Reading text:
......

# Reformed Podcasts



## Brian (Nov 4, 2005)

What are people listening to? Any good suggestions?

Other than the link below, all that I can find is mostly churches uploading their pastor's sermons. Anyone know of anything else?

Sola Gratia.org

BRIAN


----------



## R. Scott Clark (Nov 4, 2005)

> _Originally posted by Brian_
> What are people listening to? Any good suggestions?
> 
> Other than the link below, all that I can find is mostly churches uploading their pastor's sermons. Anyone know of anything else?
> ...



http://www.oneplace.com/Ministries/The_White_Horse_Inn/

http://www.marshillaudio.org/


----------



## Brian (Nov 4, 2005)

Ahhh, yes, thank you good Doctor. How could I have forgotten the Fab Four? BTW, could someone talk to them about getting their download on an RSS feed or something? I'm sure they can do it, but I'd of course be willing to help.

Mars Hill is another good selection as well. That is actually more of what I was thinking of (i.e., not just a sermon).

Thanks,
BRIAN


----------



## Bladestunner316 (Nov 4, 2005)

Ive got Grace To You which I enjoy alot. These podcasts and sermons online are very helpful.

blade


----------

......

Collected data:

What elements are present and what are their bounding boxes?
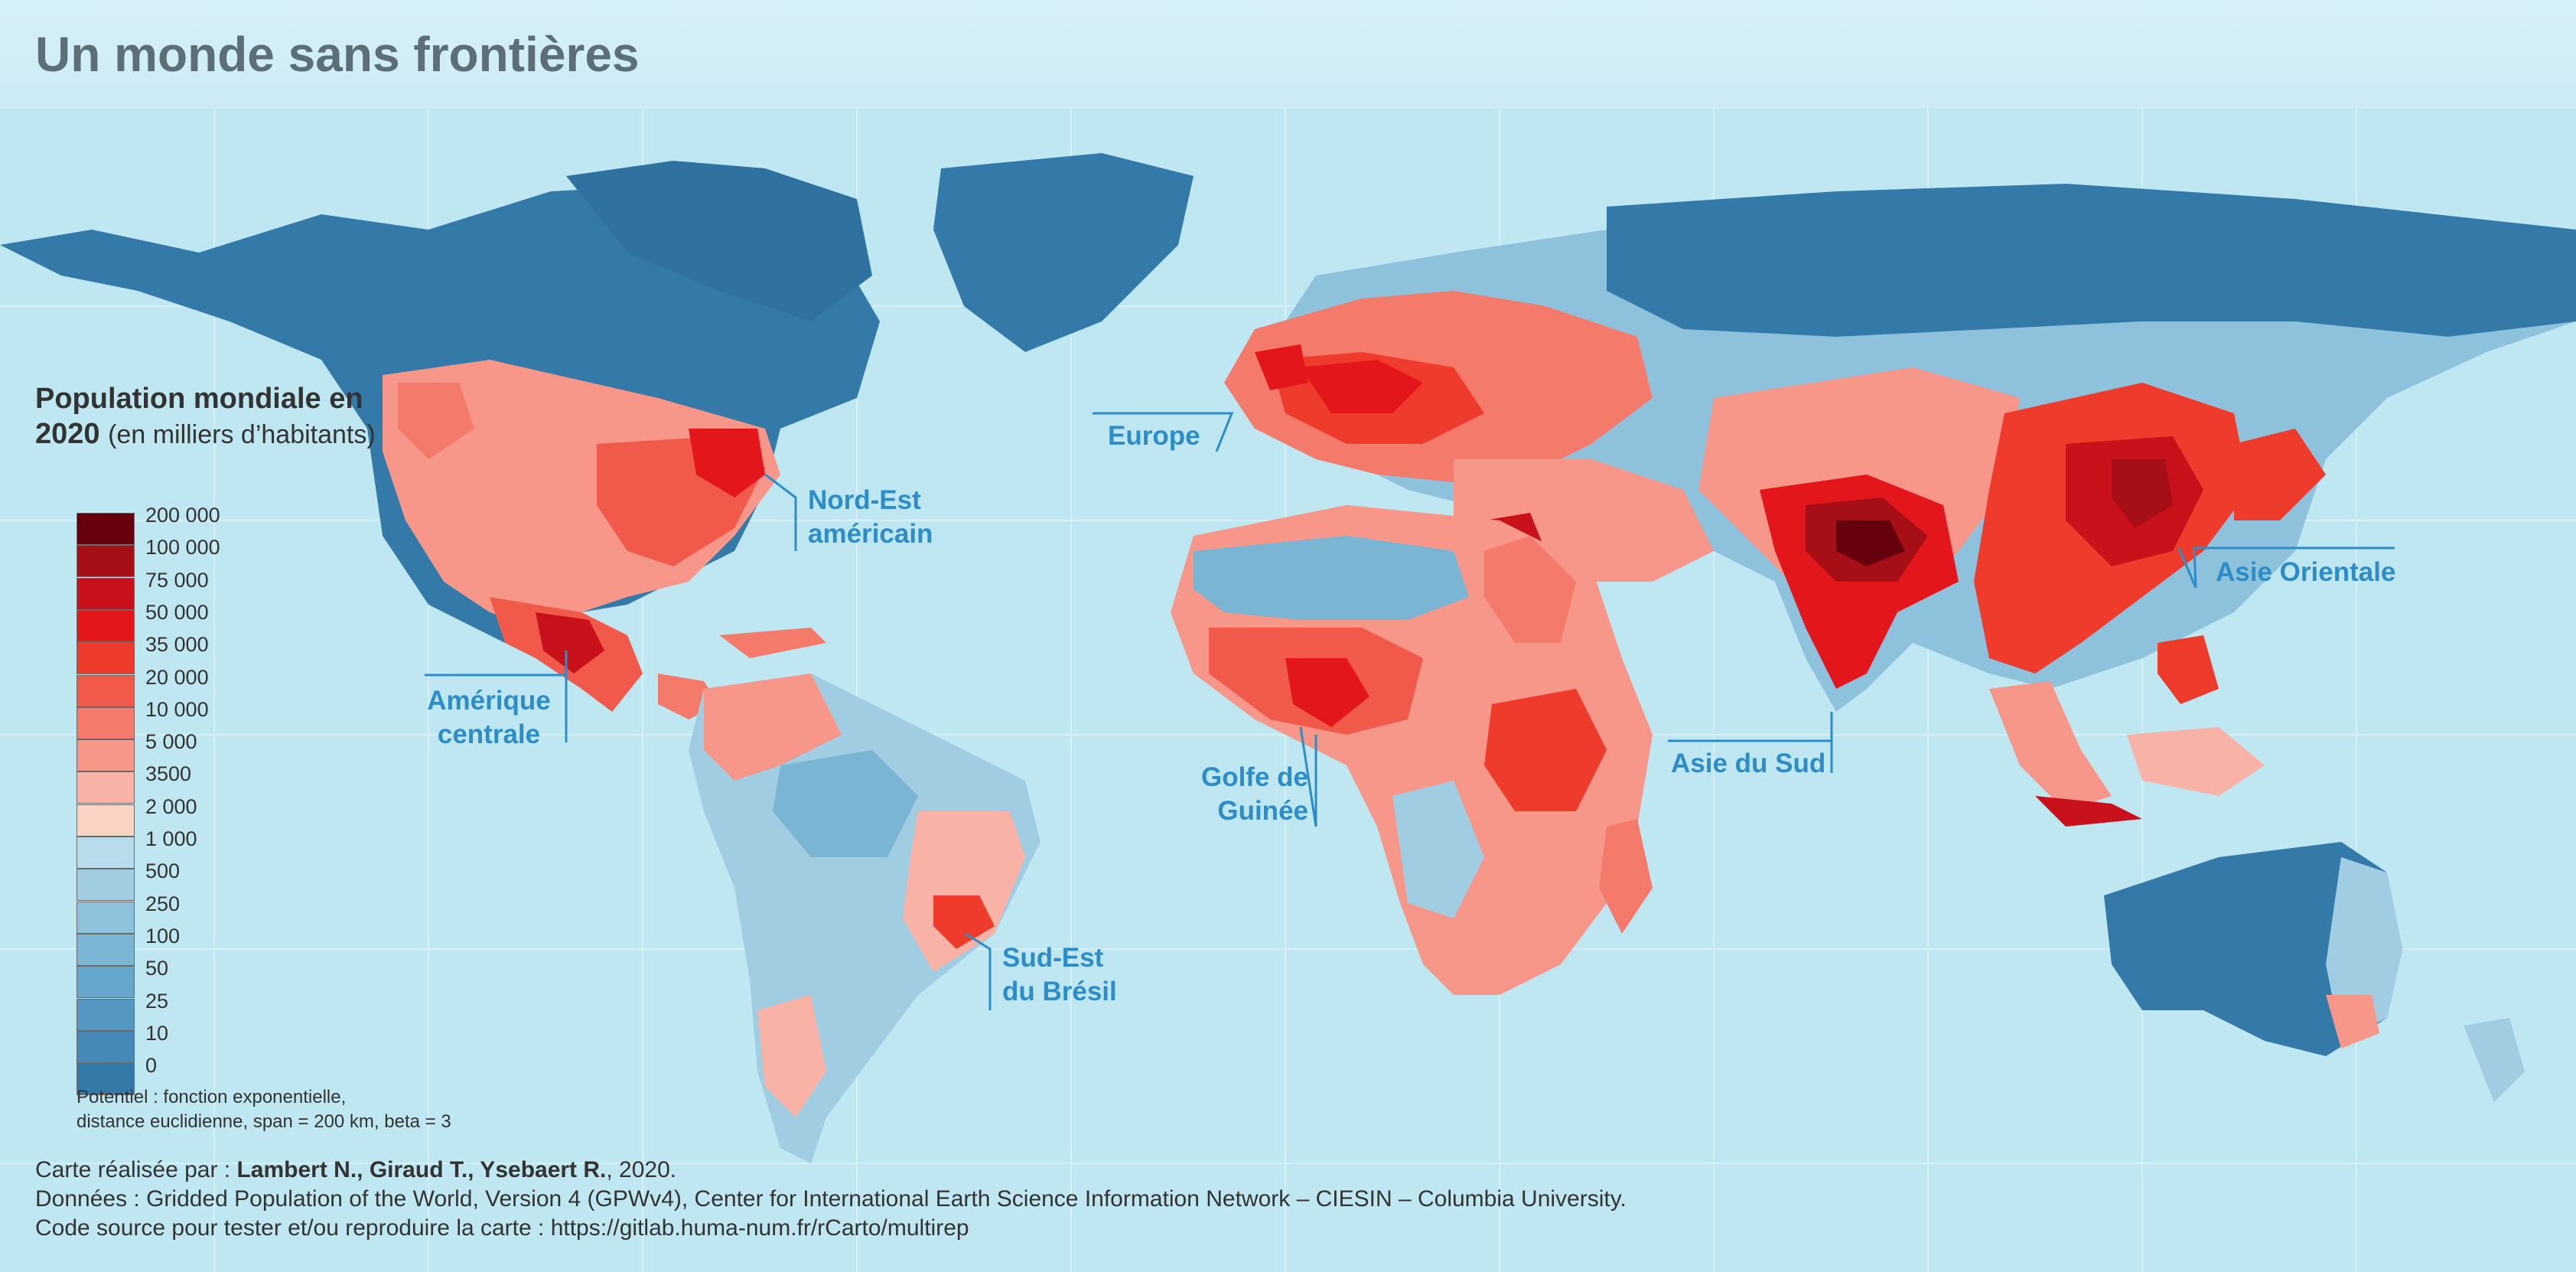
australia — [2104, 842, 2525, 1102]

......

Problem details:
Answer these questions about the forum thread on Reformed podcasts.
1. In his first post, what does Brian say most of what he can find consists of?
2. What does Brian suggest the download could be put on?
3. Which one does Bladestunner316 say they have and enjoy?

Exercise output:
1. Churches uploading their pastor's sermons.
2. An RSS feed.
3. Grace To You.